■ TASK STATEMENT:
Scan the data below. Pull out each line where "Version" occurs.

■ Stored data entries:
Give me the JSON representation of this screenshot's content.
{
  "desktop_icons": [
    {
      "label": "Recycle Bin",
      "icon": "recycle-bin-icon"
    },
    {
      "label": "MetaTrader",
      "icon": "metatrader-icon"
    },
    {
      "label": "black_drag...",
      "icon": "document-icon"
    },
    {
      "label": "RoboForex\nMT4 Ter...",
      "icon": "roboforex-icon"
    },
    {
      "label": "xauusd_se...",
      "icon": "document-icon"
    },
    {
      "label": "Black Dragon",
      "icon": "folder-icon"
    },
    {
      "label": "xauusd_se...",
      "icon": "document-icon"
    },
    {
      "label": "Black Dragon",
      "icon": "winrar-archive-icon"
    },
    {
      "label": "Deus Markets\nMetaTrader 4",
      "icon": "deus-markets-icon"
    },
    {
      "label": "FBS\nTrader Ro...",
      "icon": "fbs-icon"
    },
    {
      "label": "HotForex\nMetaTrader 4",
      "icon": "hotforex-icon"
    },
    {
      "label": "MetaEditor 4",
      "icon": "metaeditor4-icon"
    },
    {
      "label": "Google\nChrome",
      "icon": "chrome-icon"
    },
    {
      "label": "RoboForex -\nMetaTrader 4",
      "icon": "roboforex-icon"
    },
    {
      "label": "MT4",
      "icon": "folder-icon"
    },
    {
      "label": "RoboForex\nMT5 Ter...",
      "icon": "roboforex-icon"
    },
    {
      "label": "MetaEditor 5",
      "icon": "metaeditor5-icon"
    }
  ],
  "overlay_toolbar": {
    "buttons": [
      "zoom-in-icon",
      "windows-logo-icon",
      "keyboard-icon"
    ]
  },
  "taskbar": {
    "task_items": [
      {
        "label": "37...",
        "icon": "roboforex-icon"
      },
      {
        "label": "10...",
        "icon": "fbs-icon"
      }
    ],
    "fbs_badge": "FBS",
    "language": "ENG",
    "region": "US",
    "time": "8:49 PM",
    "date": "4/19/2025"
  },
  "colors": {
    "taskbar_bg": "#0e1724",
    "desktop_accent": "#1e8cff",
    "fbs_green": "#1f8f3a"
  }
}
--
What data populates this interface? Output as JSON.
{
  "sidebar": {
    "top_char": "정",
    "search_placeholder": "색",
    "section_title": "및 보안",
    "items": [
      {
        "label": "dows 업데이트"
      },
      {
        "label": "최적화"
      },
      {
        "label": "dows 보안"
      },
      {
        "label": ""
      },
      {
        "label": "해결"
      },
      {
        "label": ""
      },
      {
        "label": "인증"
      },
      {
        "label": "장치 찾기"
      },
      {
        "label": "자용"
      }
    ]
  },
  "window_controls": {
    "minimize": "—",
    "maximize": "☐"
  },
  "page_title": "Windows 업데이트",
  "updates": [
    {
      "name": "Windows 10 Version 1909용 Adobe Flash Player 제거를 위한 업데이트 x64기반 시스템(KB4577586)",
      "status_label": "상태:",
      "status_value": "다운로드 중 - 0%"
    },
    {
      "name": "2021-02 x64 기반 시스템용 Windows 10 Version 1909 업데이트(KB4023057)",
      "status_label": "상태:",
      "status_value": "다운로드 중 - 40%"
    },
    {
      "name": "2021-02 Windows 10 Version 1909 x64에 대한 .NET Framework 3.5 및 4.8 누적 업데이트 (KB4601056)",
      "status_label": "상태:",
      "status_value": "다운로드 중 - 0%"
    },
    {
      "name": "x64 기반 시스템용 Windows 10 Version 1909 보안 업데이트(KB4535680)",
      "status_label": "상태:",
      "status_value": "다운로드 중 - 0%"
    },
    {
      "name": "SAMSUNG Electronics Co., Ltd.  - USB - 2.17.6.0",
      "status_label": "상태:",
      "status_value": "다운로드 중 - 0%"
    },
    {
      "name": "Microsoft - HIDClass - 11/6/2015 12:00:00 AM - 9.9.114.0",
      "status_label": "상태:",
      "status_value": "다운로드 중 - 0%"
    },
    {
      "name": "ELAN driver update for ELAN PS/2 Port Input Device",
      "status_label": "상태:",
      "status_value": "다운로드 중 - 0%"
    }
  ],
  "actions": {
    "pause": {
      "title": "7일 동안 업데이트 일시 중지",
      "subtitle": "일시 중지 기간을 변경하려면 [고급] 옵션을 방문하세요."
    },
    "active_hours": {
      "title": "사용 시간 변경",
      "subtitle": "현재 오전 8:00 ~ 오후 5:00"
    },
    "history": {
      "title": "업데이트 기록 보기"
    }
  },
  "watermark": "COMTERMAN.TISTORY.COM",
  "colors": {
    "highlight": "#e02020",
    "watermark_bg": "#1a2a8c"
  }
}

■ THE REPLY:
      "name": "Windows 10 Version 1909용 Adobe Flash Player 제거를 위한 업데이트 x64기반 시스템(KB4577586)",
      "name": "2021-02 x64 기반 시스템용 Windows 10 Version 1909 업데이트(KB4023057)",
      "name": "2021-02 Windows 10 Version 1909 x64에 대한 .NET Framework 3.5 및 4.8 누적 업데이트 (KB4601056)",
      "name": "x64 기반 시스템용 Windows 10 Version 1909 보안 업데이트(KB4535680)",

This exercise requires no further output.